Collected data
────────────────────────────────────────
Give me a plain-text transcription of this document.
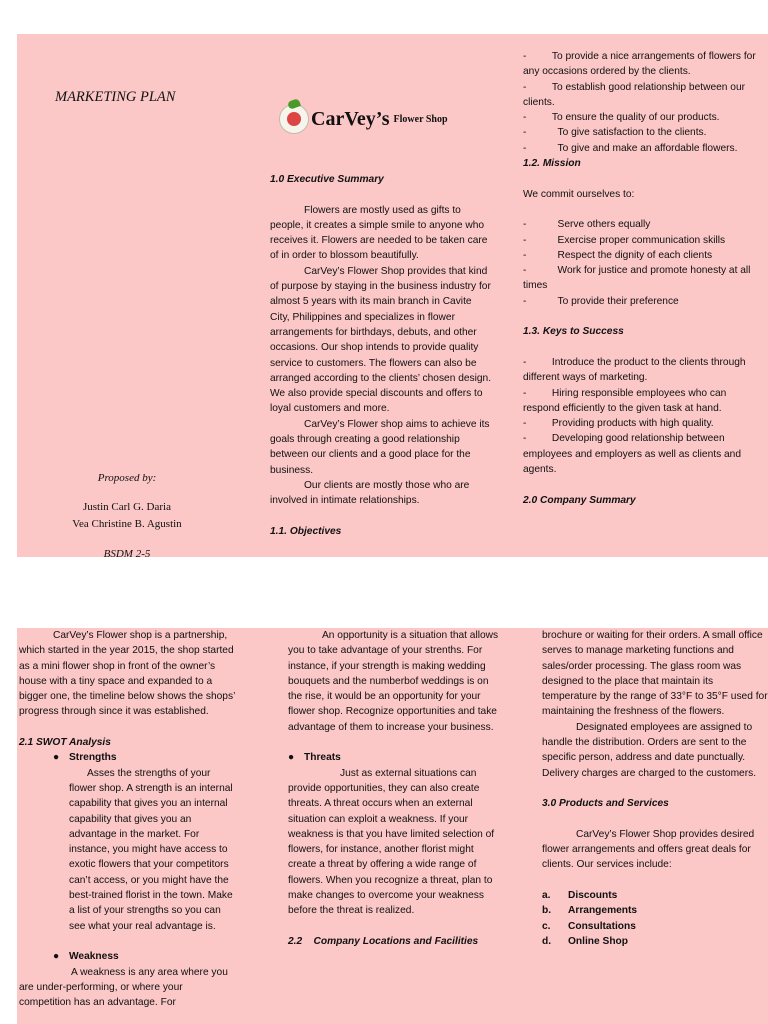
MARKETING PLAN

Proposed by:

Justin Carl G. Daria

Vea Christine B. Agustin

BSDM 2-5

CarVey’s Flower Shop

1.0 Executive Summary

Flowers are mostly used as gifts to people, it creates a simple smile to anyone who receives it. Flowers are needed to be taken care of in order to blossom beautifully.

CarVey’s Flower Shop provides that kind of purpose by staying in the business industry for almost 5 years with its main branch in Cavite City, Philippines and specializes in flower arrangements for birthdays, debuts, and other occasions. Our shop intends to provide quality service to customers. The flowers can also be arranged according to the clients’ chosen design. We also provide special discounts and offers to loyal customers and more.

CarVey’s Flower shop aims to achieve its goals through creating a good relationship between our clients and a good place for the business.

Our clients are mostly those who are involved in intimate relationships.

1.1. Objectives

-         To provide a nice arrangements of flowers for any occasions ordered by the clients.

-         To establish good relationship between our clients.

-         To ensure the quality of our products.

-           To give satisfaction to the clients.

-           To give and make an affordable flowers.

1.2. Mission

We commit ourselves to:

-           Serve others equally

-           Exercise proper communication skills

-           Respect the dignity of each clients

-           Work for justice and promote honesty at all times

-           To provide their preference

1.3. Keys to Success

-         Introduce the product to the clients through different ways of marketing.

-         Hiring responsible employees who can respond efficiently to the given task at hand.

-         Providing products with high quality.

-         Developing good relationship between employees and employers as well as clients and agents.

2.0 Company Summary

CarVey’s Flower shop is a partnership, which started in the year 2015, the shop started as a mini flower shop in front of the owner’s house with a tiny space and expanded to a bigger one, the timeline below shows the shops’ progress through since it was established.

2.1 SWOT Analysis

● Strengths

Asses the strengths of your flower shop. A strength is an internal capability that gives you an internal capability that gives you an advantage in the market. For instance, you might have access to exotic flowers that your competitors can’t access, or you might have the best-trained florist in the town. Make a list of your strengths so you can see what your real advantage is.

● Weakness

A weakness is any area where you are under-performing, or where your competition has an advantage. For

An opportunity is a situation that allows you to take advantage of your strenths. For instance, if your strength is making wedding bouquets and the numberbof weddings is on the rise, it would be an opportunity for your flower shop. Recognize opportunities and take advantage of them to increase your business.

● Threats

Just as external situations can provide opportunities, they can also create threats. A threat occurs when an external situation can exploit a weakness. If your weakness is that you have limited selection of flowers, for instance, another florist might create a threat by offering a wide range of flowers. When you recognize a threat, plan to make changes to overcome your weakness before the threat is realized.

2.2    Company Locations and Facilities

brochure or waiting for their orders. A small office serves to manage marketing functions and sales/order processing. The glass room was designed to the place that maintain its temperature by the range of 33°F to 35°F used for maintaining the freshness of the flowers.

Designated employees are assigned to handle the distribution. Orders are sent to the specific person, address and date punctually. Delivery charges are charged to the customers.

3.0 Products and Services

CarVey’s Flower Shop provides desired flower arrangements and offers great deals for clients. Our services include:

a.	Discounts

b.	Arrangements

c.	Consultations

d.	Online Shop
────────────────────────────────────────
What is asked:
Search the entries for the word "their", then list each line that holds it.

Expected output:
-           To provide their preference
brochure or waiting for their orders. A small office serves to manage marketing functions and sales/order processing. The glass room was designed to the place that maintain its temperature by the range of 33°F to 35°F used for maintaining the freshness of the flowers.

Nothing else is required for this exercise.